• **TASK GOAL**:
Repeat all entries exactly.

• **RECORD EXTRACTS**:

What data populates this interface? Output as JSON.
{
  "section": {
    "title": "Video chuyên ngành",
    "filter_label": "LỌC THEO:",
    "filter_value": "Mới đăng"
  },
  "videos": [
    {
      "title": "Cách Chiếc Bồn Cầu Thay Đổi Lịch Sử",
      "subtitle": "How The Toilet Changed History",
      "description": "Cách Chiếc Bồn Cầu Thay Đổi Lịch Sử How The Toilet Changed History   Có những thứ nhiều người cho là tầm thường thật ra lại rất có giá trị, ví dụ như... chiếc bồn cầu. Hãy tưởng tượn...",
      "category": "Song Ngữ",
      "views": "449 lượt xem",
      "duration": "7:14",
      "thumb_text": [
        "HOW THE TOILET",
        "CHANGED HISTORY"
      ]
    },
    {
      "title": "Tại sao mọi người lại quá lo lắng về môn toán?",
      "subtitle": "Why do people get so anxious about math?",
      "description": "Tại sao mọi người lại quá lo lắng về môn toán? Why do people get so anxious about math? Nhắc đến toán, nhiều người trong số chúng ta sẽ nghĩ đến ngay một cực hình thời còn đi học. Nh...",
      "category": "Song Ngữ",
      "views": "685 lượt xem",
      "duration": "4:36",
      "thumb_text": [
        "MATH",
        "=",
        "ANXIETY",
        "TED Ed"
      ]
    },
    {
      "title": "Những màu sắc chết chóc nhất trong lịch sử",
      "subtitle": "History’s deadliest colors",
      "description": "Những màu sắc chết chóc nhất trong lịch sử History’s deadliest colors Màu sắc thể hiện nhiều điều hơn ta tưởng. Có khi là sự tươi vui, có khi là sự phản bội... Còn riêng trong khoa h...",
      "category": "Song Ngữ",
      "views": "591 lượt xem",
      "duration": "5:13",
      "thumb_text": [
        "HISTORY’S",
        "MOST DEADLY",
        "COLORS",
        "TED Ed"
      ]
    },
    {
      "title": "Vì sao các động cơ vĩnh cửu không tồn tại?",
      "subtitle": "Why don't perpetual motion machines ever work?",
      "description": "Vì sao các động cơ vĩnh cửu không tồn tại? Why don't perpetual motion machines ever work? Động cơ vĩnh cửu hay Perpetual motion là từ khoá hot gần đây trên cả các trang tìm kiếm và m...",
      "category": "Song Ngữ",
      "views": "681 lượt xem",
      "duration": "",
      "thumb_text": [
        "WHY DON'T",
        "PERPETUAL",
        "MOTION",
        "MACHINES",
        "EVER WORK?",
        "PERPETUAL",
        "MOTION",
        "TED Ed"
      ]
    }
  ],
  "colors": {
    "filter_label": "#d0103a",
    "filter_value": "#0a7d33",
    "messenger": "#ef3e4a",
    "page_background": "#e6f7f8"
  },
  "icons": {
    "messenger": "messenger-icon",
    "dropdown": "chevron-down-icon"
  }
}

• **OUTPUT**:
What data populates this interface? Output as JSON.
{
  "section": {
    "title": "Video chuyên ngành",
    "filter_label": "LỌC THEO:",
    "filter_value": "Mới đăng"
  },
  "videos": [
    {
      "title": "Cách Chiếc Bồn Cầu Thay Đổi Lịch Sử",
      "subtitle": "How The Toilet Changed History",
      "description": "Cách Chiếc Bồn Cầu Thay Đổi Lịch Sử How The Toilet Changed History   Có những thứ nhiều người cho là tầm thường thật ra lại rất có giá trị, ví dụ như... chiếc bồn cầu. Hãy tưởng tượn...",
      "category": "Song Ngữ",
      "views": "449 lượt xem",
      "duration": "7:14",
      "thumb_text": [
        "HOW THE TOILET",
        "CHANGED HISTORY"
      ]
    },
    {
      "title": "Tại sao mọi người lại quá lo lắng về môn toán?",
      "subtitle": "Why do people get so anxious about math?",
      "description": "Tại sao mọi người lại quá lo lắng về môn toán? Why do people get so anxious about math? Nhắc đến toán, nhiều người trong số chúng ta sẽ nghĩ đến ngay một cực hình thời còn đi học. Nh...",
      "category": "Song Ngữ",
      "views": "685 lượt xem",
      "duration": "4:36",
      "thumb_text": [
        "MATH",
        "=",
        "ANXIETY",
        "TED Ed"
      ]
    },
    {
      "title": "Những màu sắc chết chóc nhất trong lịch sử",
      "subtitle": "History’s deadliest colors",
      "description": "Những màu sắc chết chóc nhất trong lịch sử History’s deadliest colors Màu sắc thể hiện nhiều điều hơn ta tưởng. Có khi là sự tươi vui, có khi là sự phản bội... Còn riêng trong khoa h...",
      "category": "Song Ngữ",
      "views": "591 lượt xem",
      "duration": "5:13",
      "thumb_text": [
        "HISTORY’S",
        "MOST DEADLY",
        "COLORS",
        "TED Ed"
      ]
    },
    {
      "title": "Vì sao các động cơ vĩnh cửu không tồn tại?",
      "subtitle": "Why don't perpetual motion machines ever work?",
      "description": "Vì sao các động cơ vĩnh cửu không tồn tại? Why don't perpetual motion machines ever work? Động cơ vĩnh cửu hay Perpetual motion là từ khoá hot gần đây trên cả các trang tìm kiếm và m...",
      "category": "Song Ngữ",
      "views": "681 lượt xem",
      "duration": "",
      "thumb_text": [
        "WHY DON'T",
        "PERPETUAL",
        "MOTION",
        "MACHINES",
        "EVER WORK?",
        "PERPETUAL",
        "MOTION",
        "TED Ed"
      ]
    }
  ],
  "colors": {
    "filter_label": "#d0103a",
    "filter_value": "#0a7d33",
    "messenger": "#ef3e4a",
    "page_background": "#e6f7f8"
  },
  "icons": {
    "messenger": "messenger-icon",
    "dropdown": "chevron-down-icon"
  }
}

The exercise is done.